| Texte à lire |
■ ■ ■ ■

Pour Arcand, les gratifications immé­diates de cette recherche du «bonheur» sont devenues le «paramètre normatif du vécu». Or ses personnages sont blasés; ils sont devenus indifférents à force d’avoir tout essayé : des corps, des théories, des pays, des marchandises de tous genres. La société de consommation serait devenue en quelque sorte une société consomptive. Le vécu nihiliste est épuisant. Et le sentiment de décadence est culpabilisateur. On sent une mauvaise conscience de ses personna­ges, même si elle ne s’exprime pas dans des mots.

À moins de voir dans ce long dialo­gue sur les maladies transmises sexuelle­ment un relent de la notion de péché — les MTS étant conçues comme une punition. La lassitude de Claude transparaît bien dans cet aveu : «le sexe rend malade», ou encore le scrupule de Rémy qui «aime» toujours Louise après l’avoir «trompée».

■ ■ ■ ■

(Données d'analyse de mise en page)
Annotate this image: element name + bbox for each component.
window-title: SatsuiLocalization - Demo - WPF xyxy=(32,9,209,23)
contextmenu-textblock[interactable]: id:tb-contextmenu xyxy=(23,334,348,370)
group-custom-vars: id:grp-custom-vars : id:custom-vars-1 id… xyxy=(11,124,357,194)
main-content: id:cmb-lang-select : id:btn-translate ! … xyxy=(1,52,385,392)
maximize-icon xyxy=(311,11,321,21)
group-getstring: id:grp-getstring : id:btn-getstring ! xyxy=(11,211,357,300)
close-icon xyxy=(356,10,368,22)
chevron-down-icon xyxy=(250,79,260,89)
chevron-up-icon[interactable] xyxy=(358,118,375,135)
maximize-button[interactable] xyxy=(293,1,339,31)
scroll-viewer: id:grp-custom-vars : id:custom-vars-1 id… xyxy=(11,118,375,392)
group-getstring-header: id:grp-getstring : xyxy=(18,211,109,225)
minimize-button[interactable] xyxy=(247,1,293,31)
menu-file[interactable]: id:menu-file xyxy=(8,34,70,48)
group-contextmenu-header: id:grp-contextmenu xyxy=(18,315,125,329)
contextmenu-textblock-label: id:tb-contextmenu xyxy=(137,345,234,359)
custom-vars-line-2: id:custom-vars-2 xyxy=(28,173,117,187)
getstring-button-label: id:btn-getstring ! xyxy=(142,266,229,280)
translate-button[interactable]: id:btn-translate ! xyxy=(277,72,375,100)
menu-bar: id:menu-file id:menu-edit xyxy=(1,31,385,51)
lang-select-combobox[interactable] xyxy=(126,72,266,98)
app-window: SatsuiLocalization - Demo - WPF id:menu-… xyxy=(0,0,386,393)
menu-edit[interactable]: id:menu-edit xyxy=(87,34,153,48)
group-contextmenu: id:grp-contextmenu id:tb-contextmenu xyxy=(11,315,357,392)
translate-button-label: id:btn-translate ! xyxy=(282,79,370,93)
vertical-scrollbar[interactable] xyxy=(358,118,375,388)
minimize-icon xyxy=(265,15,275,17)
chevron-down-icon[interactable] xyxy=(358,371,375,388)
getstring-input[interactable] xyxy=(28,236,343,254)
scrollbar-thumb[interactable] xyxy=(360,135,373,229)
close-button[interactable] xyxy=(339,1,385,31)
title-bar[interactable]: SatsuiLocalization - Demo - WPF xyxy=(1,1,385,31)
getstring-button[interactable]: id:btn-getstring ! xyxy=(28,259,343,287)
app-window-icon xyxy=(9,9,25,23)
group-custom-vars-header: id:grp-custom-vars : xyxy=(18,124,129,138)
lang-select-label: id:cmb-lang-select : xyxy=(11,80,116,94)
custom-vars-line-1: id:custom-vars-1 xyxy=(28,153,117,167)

■ ■ ■ ■

| Consigne |
Énumérez tout ce que les personnages ont essayé au point d'en devenir indifférents, d'après le texte sur Arcand. Appuyez-vous uniquement sur le texte sur Arcand.

| Réponse |
- des corps
- des théories
- des pays
- des marchandises de tous genres